◆ TASKS TO PERFORM
**1)** In the passage on marriage and submission, how much did the three scholarship boards pay toward the Master's tuition?
**2)** Write the next part of the passage on marriage and submission, beginning after its final sentence.

◆ TEXT SHOWN
———
Yet, because God had confirmed to me in various ways that Cliff was the right partner, my submission to him put me closer to my destiny than I ever thought possible. 

Wai Jia was able to launch Kitesong Global, an international non-profit that catalyses change in underserved communities, when she eventually did her Master’s at Johns Hopkins Bloomberg School of Public Health.

Through submission to Cliff, we ended up serving in Uganda after we married instead of me going to the States.

Cliff encouraged me to re-apply to the Master’s programme a few years later, and through a series of miraculous events, three scholarship boards fully sponsored my tuition fees of more than $100,000.

I later found out from members of the scholarship board that they picked me as a scholarship recipient in spite of my dismal academic results, because of what my volunteering stint in Uganda spoke of me.

Had I not submitted to Cliff, I might still be in debt today.

By allowing God to pick my life partner and submitting to both their authorities, I allowed Him to bring my life’s calling into fruition.

Fast forward to now, I write this from Eswatini, Africa as a public health consultant for WHO and UNICEF, deployed here to help with the COVID-19 humanitarian crisis.

I was petrified to offer myself, but Cliff earnestly encouraged me — fulfilling a prophecy I received years ago.

When you let God choose a partner for you, you can trust that as you submit to your husband, God will propel you further into your destiny than you ever could alone.

If you ask Cliff why he married me, and whether or not he was intimidated by my achievements and ambition, he’ll tell you without missing a beat: “I loved her precisely because of all those reasons!”

What does the Bible have to say?

The Bible is full of strong, bold women.

Queen Esther was bold to save her people when faced with crisis, even at the risk of losing her life. Deborah was a strong leader who led her nation’s army to victory. Anna was a powerful intercessor whose prayers I imagine shook the heavenlies. 

So yes, throw out those images of dainty princesses waiting for their prince. Being bold in Christ does not disqualify us from having “the unfading beauty of a gentle and quiet spirit” (1 Peter 3:4).
———
◆ EXCERPTED DATA
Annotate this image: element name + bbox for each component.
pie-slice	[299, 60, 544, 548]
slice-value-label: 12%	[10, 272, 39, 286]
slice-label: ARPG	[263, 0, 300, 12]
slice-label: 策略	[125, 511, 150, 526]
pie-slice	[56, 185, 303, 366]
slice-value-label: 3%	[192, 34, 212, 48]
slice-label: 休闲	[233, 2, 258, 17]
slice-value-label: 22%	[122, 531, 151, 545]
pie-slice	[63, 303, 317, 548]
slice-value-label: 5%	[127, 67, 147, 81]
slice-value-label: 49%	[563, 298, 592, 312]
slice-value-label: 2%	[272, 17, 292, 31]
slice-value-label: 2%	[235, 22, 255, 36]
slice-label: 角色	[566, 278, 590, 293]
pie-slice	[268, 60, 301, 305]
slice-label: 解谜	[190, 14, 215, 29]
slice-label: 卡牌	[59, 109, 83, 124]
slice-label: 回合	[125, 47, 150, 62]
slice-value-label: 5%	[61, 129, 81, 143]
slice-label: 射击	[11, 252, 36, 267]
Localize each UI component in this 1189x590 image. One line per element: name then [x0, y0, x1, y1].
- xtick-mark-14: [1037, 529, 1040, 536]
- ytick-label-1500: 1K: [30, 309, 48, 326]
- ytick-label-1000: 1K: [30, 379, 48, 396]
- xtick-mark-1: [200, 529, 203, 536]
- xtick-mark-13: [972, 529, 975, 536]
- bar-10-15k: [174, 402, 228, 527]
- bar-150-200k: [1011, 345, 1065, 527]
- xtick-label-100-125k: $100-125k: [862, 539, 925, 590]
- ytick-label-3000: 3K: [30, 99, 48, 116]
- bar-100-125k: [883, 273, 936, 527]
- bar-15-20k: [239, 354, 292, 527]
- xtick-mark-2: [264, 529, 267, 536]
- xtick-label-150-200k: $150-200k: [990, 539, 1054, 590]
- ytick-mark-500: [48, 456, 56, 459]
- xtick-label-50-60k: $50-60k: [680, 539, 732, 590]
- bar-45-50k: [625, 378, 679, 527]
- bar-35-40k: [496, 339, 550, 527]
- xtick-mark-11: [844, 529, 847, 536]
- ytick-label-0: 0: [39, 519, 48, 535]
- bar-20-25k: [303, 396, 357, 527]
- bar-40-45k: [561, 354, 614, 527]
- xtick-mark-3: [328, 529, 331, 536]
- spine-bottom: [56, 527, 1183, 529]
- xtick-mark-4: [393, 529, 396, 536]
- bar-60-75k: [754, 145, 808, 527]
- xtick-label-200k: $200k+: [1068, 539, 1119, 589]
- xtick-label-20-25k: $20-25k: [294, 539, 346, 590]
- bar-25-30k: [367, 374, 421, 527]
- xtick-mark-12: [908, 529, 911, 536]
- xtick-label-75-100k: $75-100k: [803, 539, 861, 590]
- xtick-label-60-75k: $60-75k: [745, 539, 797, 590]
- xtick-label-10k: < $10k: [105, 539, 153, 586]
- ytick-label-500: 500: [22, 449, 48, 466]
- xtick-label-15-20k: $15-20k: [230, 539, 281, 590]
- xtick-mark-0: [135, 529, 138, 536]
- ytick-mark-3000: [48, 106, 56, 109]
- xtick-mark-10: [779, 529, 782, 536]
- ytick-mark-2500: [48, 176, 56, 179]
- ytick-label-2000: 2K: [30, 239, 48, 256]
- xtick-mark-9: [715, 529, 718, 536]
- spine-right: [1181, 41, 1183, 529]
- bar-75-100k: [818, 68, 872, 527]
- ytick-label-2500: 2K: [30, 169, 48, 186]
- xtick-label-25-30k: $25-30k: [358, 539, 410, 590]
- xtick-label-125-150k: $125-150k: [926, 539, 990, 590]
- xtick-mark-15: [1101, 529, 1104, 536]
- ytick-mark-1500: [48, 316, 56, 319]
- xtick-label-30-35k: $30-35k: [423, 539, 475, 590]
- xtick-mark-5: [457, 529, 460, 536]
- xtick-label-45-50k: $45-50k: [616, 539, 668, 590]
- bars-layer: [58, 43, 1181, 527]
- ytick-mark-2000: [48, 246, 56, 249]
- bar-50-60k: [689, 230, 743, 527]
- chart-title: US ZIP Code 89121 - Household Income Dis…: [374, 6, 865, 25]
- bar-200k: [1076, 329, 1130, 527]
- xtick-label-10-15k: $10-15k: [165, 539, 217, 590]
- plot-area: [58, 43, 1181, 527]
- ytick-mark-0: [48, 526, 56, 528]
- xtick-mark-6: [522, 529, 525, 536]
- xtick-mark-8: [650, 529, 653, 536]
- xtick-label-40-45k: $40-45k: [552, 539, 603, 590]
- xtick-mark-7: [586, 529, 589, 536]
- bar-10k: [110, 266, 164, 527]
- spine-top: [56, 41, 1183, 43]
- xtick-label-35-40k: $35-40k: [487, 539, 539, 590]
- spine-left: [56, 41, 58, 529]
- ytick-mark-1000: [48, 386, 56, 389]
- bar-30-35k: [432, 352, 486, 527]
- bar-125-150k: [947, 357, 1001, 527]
———
◆ OUTPUTS FOR THE TASKS
**1)** More than $100,000. Together they fully sponsored the tuition fees.

**2)**
In Psalm 144:12, the Bible describes daughters as being like “pillars carved to adorn a palace,” signifying strength and beauty at once. Surely, boldness and gentleness are not mutually exclusive!  

A woman of God can have bold faith and a gentle spirit, a thirst for adventure and a yielded heart. In contrast, a woman who is outwardly quiet and submissive can still harbour a rebellious heart and a controlling spirit.

Which will you choose to be?

Over the years, I’ve vacillated between holding back my voice and being overly upfront. Yet, there is a middle path.

I’ve learnt that being strong and empowered does not mean being aggressive, brash or rude. In fact, in today’s world, we must reclaim what strength and boldness means for women — God’s way.

I don’t think the Lord wants to stamp out our colourful, bubbly personalities.

Rather, He desires to do the deep unseen work in our characters, in our hearts that we may “speak evil of no one, to avoid quarrelling, to be gentle and to show courtesy toward all people” (Titus 3:2).

We can be bubbly, yet meek; be gregarious, yet gentle in our spirit; be upfront, yet wise to season our words with grace.

We can be ambitious, if we are willing to surrender all our biggest dreams to God.

So beloved, be unashamed of your calling. Be unashamed of who you are.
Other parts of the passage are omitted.